● Exercise task:
Return the whole listing, keeping every character the same.

─── Records for this exercise ───

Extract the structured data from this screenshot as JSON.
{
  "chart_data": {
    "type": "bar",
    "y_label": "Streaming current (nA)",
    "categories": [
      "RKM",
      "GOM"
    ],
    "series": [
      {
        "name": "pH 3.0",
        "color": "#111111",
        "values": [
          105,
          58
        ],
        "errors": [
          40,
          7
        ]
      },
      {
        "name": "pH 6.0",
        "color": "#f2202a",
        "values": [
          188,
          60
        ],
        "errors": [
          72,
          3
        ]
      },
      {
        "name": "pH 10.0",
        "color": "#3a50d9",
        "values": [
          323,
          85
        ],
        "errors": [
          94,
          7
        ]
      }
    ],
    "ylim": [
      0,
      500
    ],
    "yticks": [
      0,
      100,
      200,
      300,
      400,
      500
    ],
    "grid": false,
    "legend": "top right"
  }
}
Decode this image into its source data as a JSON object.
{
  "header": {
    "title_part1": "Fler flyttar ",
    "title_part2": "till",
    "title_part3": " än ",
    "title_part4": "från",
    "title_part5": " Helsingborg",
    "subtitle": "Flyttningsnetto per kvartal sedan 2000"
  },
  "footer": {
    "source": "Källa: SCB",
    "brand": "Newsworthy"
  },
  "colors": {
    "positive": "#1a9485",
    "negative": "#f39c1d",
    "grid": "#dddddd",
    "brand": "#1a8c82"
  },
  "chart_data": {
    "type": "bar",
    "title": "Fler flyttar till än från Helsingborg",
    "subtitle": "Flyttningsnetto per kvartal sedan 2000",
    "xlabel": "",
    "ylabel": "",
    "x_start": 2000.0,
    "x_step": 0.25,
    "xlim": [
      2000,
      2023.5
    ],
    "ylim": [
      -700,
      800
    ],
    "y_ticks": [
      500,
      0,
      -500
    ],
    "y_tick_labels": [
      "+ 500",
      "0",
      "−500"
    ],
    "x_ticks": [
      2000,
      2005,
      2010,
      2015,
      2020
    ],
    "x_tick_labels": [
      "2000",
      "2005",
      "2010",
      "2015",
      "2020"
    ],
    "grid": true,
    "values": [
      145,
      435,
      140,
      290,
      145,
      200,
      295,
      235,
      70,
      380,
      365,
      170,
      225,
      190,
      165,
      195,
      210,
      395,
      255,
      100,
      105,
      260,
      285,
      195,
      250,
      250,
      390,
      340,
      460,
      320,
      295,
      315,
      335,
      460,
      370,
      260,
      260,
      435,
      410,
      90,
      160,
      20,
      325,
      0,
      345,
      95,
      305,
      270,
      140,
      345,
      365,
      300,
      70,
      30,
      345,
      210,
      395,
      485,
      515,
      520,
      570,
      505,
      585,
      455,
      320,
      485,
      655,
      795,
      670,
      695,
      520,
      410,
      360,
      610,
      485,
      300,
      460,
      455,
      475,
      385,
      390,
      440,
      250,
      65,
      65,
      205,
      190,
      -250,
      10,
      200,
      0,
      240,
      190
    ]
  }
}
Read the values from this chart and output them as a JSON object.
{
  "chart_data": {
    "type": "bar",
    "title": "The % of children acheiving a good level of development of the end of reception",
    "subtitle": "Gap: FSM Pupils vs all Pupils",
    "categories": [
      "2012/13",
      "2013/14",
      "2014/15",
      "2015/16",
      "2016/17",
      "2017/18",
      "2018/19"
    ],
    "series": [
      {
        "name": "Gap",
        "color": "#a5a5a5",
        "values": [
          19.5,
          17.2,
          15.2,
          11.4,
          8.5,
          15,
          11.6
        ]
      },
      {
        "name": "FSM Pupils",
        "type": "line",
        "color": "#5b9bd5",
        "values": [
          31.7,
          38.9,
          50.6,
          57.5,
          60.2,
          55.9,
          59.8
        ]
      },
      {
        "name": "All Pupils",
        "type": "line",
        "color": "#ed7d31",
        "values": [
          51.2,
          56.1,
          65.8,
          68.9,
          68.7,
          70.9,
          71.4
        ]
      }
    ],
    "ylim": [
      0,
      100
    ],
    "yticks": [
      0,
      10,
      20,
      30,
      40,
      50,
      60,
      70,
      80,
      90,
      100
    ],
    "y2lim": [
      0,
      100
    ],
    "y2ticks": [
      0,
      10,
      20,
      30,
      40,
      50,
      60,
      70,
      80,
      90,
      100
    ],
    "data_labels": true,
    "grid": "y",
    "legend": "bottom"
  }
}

───

● Response to this task:
Extract the structured data from this screenshot as JSON.
{
  "chart_data": {
    "type": "bar",
    "y_label": "Streaming current (nA)",
    "categories": [
      "RKM",
      "GOM"
    ],
    "series": [
      {
        "name": "pH 3.0",
        "color": "#111111",
        "values": [
          105,
          58
        ],
        "errors": [
          40,
          7
        ]
      },
      {
        "name": "pH 6.0",
        "color": "#f2202a",
        "values": [
          188,
          60
        ],
        "errors": [
          72,
          3
        ]
      },
      {
        "name": "pH 10.0",
        "color": "#3a50d9",
        "values": [
          323,
          85
        ],
        "errors": [
          94,
          7
        ]
      }
    ],
    "ylim": [
      0,
      500
    ],
    "yticks": [
      0,
      100,
      200,
      300,
      400,
      500
    ],
    "grid": false,
    "legend": "top right"
  }
}
Decode this image into its source data as a JSON object.
{
  "header": {
    "title_part1": "Fler flyttar ",
    "title_part2": "till",
    "title_part3": " än ",
    "title_part4": "från",
    "title_part5": " Helsingborg",
    "subtitle": "Flyttningsnetto per kvartal sedan 2000"
  },
  "footer": {
    "source": "Källa: SCB",
    "brand": "Newsworthy"
  },
  "colors": {
    "positive": "#1a9485",
    "negative": "#f39c1d",
    "grid": "#dddddd",
    "brand": "#1a8c82"
  },
  "chart_data": {
    "type": "bar",
    "title": "Fler flyttar till än från Helsingborg",
    "subtitle": "Flyttningsnetto per kvartal sedan 2000",
    "xlabel": "",
    "ylabel": "",
    "x_start": 2000.0,
    "x_step": 0.25,
    "xlim": [
      2000,
      2023.5
    ],
    "ylim": [
      -700,
      800
    ],
    "y_ticks": [
      500,
      0,
      -500
    ],
    "y_tick_labels": [
      "+ 500",
      "0",
      "−500"
    ],
    "x_ticks": [
      2000,
      2005,
      2010,
      2015,
      2020
    ],
    "x_tick_labels": [
      "2000",
      "2005",
      "2010",
      "2015",
      "2020"
    ],
    "grid": true,
    "values": [
      145,
      435,
      140,
      290,
      145,
      200,
      295,
      235,
      70,
      380,
      365,
      170,
      225,
      190,
      165,
      195,
      210,
      395,
      255,
      100,
      105,
      260,
      285,
      195,
      250,
      250,
      390,
      340,
      460,
      320,
      295,
      315,
      335,
      460,
      370,
      260,
      260,
      435,
      410,
      90,
      160,
      20,
      325,
      0,
      345,
      95,
      305,
      270,
      140,
      345,
      365,
      300,
      70,
      30,
      345,
      210,
      395,
      485,
      515,
      520,
      570,
      505,
      585,
      455,
      320,
      485,
      655,
      795,
      670,
      695,
      520,
      410,
      360,
      610,
      485,
      300,
      460,
      455,
      475,
      385,
      390,
      440,
      250,
      65,
      65,
      205,
      190,
      -250,
      10,
      200,
      0,
      240,
      190
    ]
  }
}
Read the values from this chart and output them as a JSON object.
{
  "chart_data": {
    "type": "bar",
    "title": "The % of children acheiving a good level of development of the end of reception",
    "subtitle": "Gap: FSM Pupils vs all Pupils",
    "categories": [
      "2012/13",
      "2013/14",
      "2014/15",
      "2015/16",
      "2016/17",
      "2017/18",
      "2018/19"
    ],
    "series": [
      {
        "name": "Gap",
        "color": "#a5a5a5",
        "values": [
          19.5,
          17.2,
          15.2,
          11.4,
          8.5,
          15,
          11.6
        ]
      },
      {
        "name": "FSM Pupils",
        "type": "line",
        "color": "#5b9bd5",
        "values": [
          31.7,
          38.9,
          50.6,
          57.5,
          60.2,
          55.9,
          59.8
        ]
      },
      {
        "name": "All Pupils",
        "type": "line",
        "color": "#ed7d31",
        "values": [
          51.2,
          56.1,
          65.8,
          68.9,
          68.7,
          70.9,
          71.4
        ]
      }
    ],
    "ylim": [
      0,
      100
    ],
    "yticks": [
      0,
      10,
      20,
      30,
      40,
      50,
      60,
      70,
      80,
      90,
      100
    ],
    "y2lim": [
      0,
      100
    ],
    "y2ticks": [
      0,
      10,
      20,
      30,
      40,
      50,
      60,
      70,
      80,
      90,
      100
    ],
    "data_labels": true,
    "grid": "y",
    "legend": "bottom"
  }
}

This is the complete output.